# Aim of the exercise
Set down each line of the material that follows, exactly, with no pictures.
'''
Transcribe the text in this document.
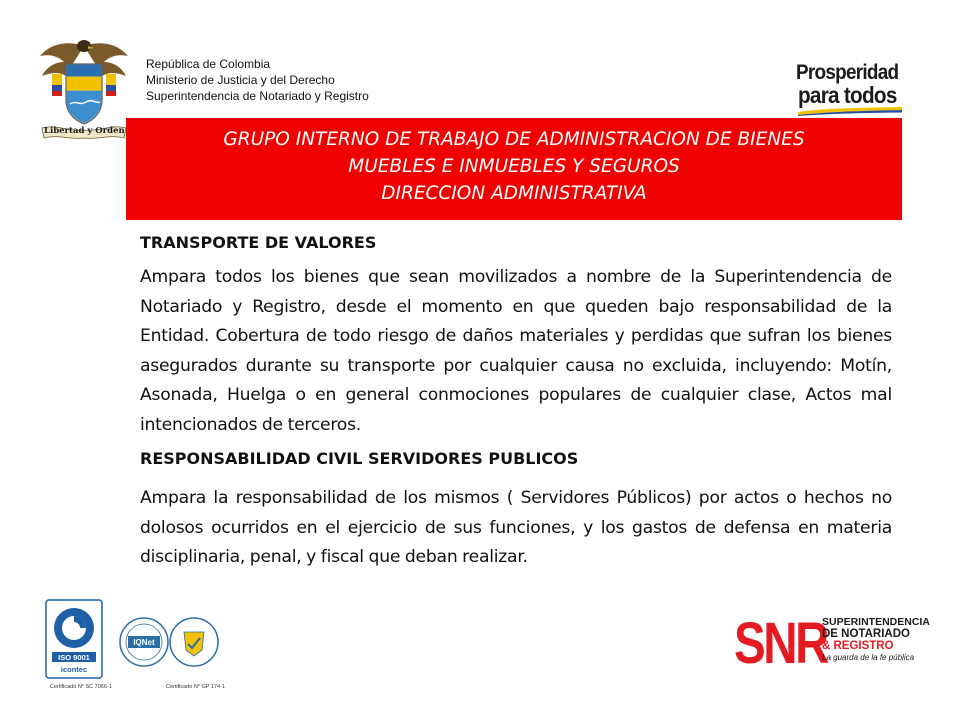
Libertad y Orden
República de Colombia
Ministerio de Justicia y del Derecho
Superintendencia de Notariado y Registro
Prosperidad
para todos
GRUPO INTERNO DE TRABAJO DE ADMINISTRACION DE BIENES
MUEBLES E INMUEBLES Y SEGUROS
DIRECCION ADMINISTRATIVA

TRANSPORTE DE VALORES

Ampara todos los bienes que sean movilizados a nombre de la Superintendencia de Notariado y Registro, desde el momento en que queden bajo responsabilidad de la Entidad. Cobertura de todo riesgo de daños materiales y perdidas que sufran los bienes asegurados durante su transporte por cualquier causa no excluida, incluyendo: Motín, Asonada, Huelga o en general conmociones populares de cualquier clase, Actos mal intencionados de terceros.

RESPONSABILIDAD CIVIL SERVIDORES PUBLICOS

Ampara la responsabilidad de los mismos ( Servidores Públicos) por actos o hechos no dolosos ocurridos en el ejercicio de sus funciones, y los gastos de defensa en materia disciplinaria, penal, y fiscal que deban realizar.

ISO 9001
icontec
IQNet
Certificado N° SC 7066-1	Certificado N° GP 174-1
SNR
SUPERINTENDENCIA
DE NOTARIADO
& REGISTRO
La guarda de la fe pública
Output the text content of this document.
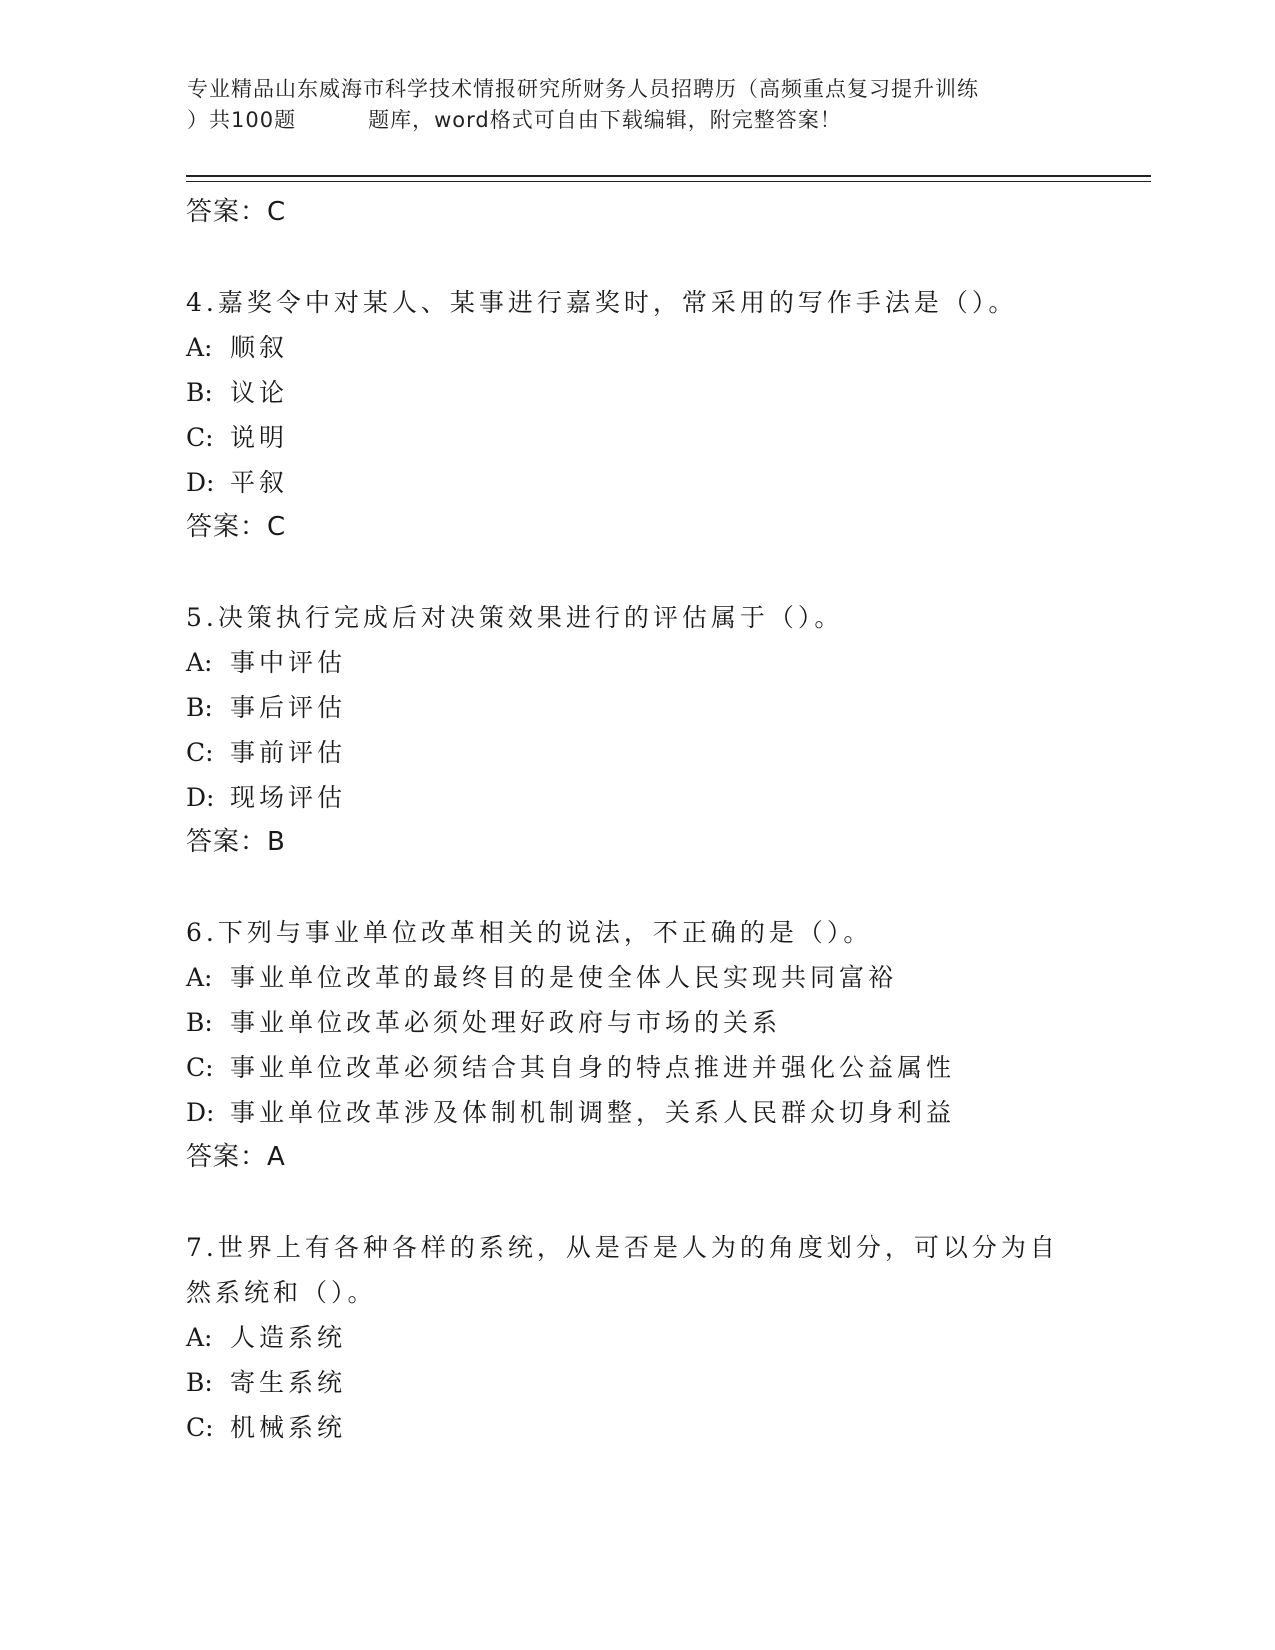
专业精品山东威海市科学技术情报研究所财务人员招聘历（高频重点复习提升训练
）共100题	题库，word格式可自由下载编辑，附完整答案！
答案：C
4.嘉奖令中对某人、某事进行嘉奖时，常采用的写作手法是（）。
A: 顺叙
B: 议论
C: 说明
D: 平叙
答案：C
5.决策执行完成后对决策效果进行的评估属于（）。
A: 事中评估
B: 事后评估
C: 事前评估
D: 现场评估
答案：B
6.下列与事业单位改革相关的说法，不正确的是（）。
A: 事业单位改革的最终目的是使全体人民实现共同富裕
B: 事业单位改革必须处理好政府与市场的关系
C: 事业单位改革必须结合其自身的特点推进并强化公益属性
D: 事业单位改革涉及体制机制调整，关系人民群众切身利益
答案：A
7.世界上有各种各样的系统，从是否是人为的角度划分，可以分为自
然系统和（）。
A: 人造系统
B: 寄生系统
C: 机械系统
'''
# Completed exercise
Transcribe the text in this document.
Libertad y Orden
República de Colombia
Ministerio de Justicia y del Derecho
Superintendencia de Notariado y Registro
Prosperidad
para todos
GRUPO INTERNO DE TRABAJO DE ADMINISTRACION DE BIENES
MUEBLES E INMUEBLES Y SEGUROS
DIRECCION ADMINISTRATIVA

TRANSPORTE DE VALORES

Ampara todos los bienes que sean movilizados a nombre de la Superintendencia de Notariado y Registro, desde el momento en que queden bajo responsabilidad de la Entidad. Cobertura de todo riesgo de daños materiales y perdidas que sufran los bienes asegurados durante su transporte por cualquier causa no excluida, incluyendo: Motín, Asonada, Huelga o en general conmociones populares de cualquier clase, Actos mal intencionados de terceros.

RESPONSABILIDAD CIVIL SERVIDORES PUBLICOS

Ampara la responsabilidad de los mismos ( Servidores Públicos) por actos o hechos no dolosos ocurridos en el ejercicio de sus funciones, y los gastos de defensa en materia disciplinaria, penal, y fiscal que deban realizar.

ISO 9001
icontec
IQNet
Certificado N° SC 7066-1	Certificado N° GP 174-1
SNR
SUPERINTENDENCIA
DE NOTARIADO
& REGISTRO
La guarda de la fe pública
Output the text content of this document.
专业精品山东威海市科学技术情报研究所财务人员招聘历（高频重点复习提升训练
）共100题	题库，word格式可自由下载编辑，附完整答案！
答案：C
4.嘉奖令中对某人、某事进行嘉奖时，常采用的写作手法是（）。
A: 顺叙
B: 议论
C: 说明
D: 平叙
答案：C
5.决策执行完成后对决策效果进行的评估属于（）。
A: 事中评估
B: 事后评估
C: 事前评估
D: 现场评估
答案：B
6.下列与事业单位改革相关的说法，不正确的是（）。
A: 事业单位改革的最终目的是使全体人民实现共同富裕
B: 事业单位改革必须处理好政府与市场的关系
C: 事业单位改革必须结合其自身的特点推进并强化公益属性
D: 事业单位改革涉及体制机制调整，关系人民群众切身利益
答案：A
7.世界上有各种各样的系统，从是否是人为的角度划分，可以分为自
然系统和（）。
A: 人造系统
B: 寄生系统
C: 机械系统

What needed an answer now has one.